## Stated task
Take all the material and copy it exactly.

## Supplied entries

########

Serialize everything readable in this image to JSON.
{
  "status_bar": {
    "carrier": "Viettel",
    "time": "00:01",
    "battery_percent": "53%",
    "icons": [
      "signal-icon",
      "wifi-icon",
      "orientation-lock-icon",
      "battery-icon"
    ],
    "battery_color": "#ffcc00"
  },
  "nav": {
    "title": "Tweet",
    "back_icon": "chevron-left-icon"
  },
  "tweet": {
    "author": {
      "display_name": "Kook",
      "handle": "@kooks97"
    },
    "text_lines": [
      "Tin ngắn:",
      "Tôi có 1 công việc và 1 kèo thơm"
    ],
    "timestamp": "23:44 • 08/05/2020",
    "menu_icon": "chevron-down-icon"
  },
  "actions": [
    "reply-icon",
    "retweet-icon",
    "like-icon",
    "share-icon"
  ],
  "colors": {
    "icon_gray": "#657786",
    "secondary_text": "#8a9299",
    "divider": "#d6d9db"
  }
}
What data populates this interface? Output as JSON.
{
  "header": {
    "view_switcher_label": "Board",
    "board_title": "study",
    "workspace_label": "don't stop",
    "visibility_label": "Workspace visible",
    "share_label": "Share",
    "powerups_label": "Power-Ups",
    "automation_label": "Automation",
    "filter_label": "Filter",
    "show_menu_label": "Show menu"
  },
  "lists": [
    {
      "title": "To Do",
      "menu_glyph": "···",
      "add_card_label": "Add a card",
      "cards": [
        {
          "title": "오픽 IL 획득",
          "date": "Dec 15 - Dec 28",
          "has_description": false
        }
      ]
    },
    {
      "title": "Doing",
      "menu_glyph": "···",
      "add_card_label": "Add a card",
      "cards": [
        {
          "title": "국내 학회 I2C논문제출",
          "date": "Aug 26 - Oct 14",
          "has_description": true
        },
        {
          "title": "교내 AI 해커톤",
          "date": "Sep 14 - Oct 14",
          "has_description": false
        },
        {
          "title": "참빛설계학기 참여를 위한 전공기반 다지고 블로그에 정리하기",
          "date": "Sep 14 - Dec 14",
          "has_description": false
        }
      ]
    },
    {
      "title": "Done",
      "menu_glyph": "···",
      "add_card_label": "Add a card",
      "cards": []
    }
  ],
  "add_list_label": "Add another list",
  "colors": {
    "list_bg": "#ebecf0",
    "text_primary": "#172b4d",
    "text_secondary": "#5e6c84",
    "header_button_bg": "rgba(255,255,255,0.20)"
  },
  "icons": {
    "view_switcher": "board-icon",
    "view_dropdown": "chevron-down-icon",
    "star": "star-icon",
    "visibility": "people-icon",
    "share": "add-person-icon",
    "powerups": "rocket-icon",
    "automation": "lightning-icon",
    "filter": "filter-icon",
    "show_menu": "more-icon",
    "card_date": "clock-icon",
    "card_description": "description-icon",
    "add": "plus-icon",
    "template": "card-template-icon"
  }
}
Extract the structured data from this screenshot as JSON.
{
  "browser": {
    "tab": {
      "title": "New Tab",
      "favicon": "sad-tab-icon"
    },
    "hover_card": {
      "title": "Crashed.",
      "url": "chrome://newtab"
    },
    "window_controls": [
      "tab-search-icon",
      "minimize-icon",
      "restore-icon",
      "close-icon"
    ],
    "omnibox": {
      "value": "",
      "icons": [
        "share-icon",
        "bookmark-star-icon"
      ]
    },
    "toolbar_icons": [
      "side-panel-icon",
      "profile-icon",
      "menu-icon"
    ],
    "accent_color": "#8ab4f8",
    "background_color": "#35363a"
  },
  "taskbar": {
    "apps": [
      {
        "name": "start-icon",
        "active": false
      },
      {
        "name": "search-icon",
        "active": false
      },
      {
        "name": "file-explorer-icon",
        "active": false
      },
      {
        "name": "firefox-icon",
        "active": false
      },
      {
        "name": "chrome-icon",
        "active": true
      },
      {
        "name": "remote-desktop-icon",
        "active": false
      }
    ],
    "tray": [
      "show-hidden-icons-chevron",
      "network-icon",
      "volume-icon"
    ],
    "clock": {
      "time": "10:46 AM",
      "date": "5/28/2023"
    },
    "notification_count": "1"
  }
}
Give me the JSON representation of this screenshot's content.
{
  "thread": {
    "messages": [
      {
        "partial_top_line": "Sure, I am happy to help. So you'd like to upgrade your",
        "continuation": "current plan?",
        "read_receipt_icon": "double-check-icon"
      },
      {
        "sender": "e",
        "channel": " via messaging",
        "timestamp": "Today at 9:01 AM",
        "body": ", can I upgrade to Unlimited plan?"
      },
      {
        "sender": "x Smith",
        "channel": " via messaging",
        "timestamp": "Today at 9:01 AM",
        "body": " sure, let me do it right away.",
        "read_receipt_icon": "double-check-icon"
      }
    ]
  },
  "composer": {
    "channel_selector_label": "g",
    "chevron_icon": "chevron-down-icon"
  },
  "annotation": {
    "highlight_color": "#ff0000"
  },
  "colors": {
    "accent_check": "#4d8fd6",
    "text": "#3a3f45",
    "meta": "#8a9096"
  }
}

########

## Answer below
Serialize everything readable in this image to JSON.
{
  "status_bar": {
    "carrier": "Viettel",
    "time": "00:01",
    "battery_percent": "53%",
    "icons": [
      "signal-icon",
      "wifi-icon",
      "orientation-lock-icon",
      "battery-icon"
    ],
    "battery_color": "#ffcc00"
  },
  "nav": {
    "title": "Tweet",
    "back_icon": "chevron-left-icon"
  },
  "tweet": {
    "author": {
      "display_name": "Kook",
      "handle": "@kooks97"
    },
    "text_lines": [
      "Tin ngắn:",
      "Tôi có 1 công việc và 1 kèo thơm"
    ],
    "timestamp": "23:44 • 08/05/2020",
    "menu_icon": "chevron-down-icon"
  },
  "actions": [
    "reply-icon",
    "retweet-icon",
    "like-icon",
    "share-icon"
  ],
  "colors": {
    "icon_gray": "#657786",
    "secondary_text": "#8a9299",
    "divider": "#d6d9db"
  }
}
What data populates this interface? Output as JSON.
{
  "header": {
    "view_switcher_label": "Board",
    "board_title": "study",
    "workspace_label": "don't stop",
    "visibility_label": "Workspace visible",
    "share_label": "Share",
    "powerups_label": "Power-Ups",
    "automation_label": "Automation",
    "filter_label": "Filter",
    "show_menu_label": "Show menu"
  },
  "lists": [
    {
      "title": "To Do",
      "menu_glyph": "···",
      "add_card_label": "Add a card",
      "cards": [
        {
          "title": "오픽 IL 획득",
          "date": "Dec 15 - Dec 28",
          "has_description": false
        }
      ]
    },
    {
      "title": "Doing",
      "menu_glyph": "···",
      "add_card_label": "Add a card",
      "cards": [
        {
          "title": "국내 학회 I2C논문제출",
          "date": "Aug 26 - Oct 14",
          "has_description": true
        },
        {
          "title": "교내 AI 해커톤",
          "date": "Sep 14 - Oct 14",
          "has_description": false
        },
        {
          "title": "참빛설계학기 참여를 위한 전공기반 다지고 블로그에 정리하기",
          "date": "Sep 14 - Dec 14",
          "has_description": false
        }
      ]
    },
    {
      "title": "Done",
      "menu_glyph": "···",
      "add_card_label": "Add a card",
      "cards": []
    }
  ],
  "add_list_label": "Add another list",
  "colors": {
    "list_bg": "#ebecf0",
    "text_primary": "#172b4d",
    "text_secondary": "#5e6c84",
    "header_button_bg": "rgba(255,255,255,0.20)"
  },
  "icons": {
    "view_switcher": "board-icon",
    "view_dropdown": "chevron-down-icon",
    "star": "star-icon",
    "visibility": "people-icon",
    "share": "add-person-icon",
    "powerups": "rocket-icon",
    "automation": "lightning-icon",
    "filter": "filter-icon",
    "show_menu": "more-icon",
    "card_date": "clock-icon",
    "card_description": "description-icon",
    "add": "plus-icon",
    "template": "card-template-icon"
  }
}
Extract the structured data from this screenshot as JSON.
{
  "browser": {
    "tab": {
      "title": "New Tab",
      "favicon": "sad-tab-icon"
    },
    "hover_card": {
      "title": "Crashed.",
      "url": "chrome://newtab"
    },
    "window_controls": [
      "tab-search-icon",
      "minimize-icon",
      "restore-icon",
      "close-icon"
    ],
    "omnibox": {
      "value": "",
      "icons": [
        "share-icon",
        "bookmark-star-icon"
      ]
    },
    "toolbar_icons": [
      "side-panel-icon",
      "profile-icon",
      "menu-icon"
    ],
    "accent_color": "#8ab4f8",
    "background_color": "#35363a"
  },
  "taskbar": {
    "apps": [
      {
        "name": "start-icon",
        "active": false
      },
      {
        "name": "search-icon",
        "active": false
      },
      {
        "name": "file-explorer-icon",
        "active": false
      },
      {
        "name": "firefox-icon",
        "active": false
      },
      {
        "name": "chrome-icon",
        "active": true
      },
      {
        "name": "remote-desktop-icon",
        "active": false
      }
    ],
    "tray": [
      "show-hidden-icons-chevron",
      "network-icon",
      "volume-icon"
    ],
    "clock": {
      "time": "10:46 AM",
      "date": "5/28/2023"
    },
    "notification_count": "1"
  }
}
Give me the JSON representation of this screenshot's content.
{
  "thread": {
    "messages": [
      {
        "partial_top_line": "Sure, I am happy to help. So you'd like to upgrade your",
        "continuation": "current plan?",
        "read_receipt_icon": "double-check-icon"
      },
      {
        "sender": "e",
        "channel": " via messaging",
        "timestamp": "Today at 9:01 AM",
        "body": ", can I upgrade to Unlimited plan?"
      },
      {
        "sender": "x Smith",
        "channel": " via messaging",
        "timestamp": "Today at 9:01 AM",
        "body": " sure, let me do it right away.",
        "read_receipt_icon": "double-check-icon"
      }
    ]
  },
  "composer": {
    "channel_selector_label": "g",
    "chevron_icon": "chevron-down-icon"
  },
  "annotation": {
    "highlight_color": "#ff0000"
  },
  "colors": {
    "accent_check": "#4d8fd6",
    "text": "#3a3f45",
    "meta": "#8a9096"
  }
}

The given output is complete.